-- Work to complete --
Extract each line containing the string "AliciaMBentley".

-- Raw records --
------------------------------------------------------------------------
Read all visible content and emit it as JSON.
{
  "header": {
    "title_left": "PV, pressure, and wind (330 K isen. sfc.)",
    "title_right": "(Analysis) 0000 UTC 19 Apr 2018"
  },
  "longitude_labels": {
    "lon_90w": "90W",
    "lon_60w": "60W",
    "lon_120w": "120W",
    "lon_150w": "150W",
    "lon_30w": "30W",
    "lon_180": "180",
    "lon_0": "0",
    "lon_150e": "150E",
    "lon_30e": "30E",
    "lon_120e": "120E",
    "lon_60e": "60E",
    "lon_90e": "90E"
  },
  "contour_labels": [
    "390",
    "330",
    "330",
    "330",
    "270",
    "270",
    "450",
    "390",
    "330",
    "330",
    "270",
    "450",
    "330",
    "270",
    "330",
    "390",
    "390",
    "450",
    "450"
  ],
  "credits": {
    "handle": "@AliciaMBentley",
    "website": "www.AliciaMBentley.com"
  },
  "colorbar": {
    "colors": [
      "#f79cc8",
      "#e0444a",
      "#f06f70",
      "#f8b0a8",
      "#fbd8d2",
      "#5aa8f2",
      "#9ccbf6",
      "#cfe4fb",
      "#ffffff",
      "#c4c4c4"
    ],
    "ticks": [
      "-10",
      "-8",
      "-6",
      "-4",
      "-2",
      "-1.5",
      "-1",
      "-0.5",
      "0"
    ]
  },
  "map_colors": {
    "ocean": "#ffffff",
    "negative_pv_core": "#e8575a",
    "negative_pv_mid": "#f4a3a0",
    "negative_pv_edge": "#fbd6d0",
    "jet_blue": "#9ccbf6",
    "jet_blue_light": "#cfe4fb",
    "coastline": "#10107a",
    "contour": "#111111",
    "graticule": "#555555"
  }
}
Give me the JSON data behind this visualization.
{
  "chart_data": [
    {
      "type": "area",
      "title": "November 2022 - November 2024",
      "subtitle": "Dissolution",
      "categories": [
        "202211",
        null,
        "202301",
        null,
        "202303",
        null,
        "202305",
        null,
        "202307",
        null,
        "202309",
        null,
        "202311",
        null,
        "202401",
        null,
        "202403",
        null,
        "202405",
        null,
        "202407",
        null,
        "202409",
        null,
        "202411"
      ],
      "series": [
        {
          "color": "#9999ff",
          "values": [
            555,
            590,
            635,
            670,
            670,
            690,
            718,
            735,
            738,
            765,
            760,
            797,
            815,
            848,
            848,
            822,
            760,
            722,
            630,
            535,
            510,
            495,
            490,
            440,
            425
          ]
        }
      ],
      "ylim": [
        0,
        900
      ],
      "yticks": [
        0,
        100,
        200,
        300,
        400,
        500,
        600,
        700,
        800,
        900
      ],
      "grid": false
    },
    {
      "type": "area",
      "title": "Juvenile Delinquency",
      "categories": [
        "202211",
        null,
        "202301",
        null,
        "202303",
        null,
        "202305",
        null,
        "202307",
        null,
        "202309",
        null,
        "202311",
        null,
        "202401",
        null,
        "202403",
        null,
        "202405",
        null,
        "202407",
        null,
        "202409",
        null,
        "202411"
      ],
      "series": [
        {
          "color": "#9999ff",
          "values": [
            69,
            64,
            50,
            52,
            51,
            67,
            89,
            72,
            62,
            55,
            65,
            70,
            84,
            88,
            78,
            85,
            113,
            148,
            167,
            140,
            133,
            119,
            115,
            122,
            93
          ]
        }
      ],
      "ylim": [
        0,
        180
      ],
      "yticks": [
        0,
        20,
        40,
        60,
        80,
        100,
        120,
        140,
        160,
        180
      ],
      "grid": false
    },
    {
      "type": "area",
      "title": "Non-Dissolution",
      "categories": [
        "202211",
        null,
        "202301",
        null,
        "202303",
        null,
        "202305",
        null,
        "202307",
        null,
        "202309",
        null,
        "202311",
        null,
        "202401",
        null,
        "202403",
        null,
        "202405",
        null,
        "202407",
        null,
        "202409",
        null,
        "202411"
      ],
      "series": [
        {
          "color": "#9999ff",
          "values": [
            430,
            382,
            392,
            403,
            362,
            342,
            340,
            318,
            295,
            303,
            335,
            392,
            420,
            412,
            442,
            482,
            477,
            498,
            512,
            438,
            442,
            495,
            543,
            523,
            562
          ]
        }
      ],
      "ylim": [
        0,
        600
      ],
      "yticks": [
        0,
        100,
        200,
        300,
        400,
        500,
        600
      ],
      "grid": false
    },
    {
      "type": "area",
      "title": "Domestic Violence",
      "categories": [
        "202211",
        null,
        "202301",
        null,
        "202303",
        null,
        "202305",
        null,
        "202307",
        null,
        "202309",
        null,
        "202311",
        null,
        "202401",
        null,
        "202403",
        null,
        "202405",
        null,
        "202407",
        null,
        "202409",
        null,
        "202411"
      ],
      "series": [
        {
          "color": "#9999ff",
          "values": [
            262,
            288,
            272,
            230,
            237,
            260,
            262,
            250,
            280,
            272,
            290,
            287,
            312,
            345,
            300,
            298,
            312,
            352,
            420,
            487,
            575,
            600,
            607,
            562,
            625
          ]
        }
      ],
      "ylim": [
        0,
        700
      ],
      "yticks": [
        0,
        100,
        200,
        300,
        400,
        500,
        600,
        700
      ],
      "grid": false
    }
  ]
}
------------------------------------------------------------------------
-- Task output --
    "handle": "@AliciaMBentley",
    "website": "www.AliciaMBentley.com"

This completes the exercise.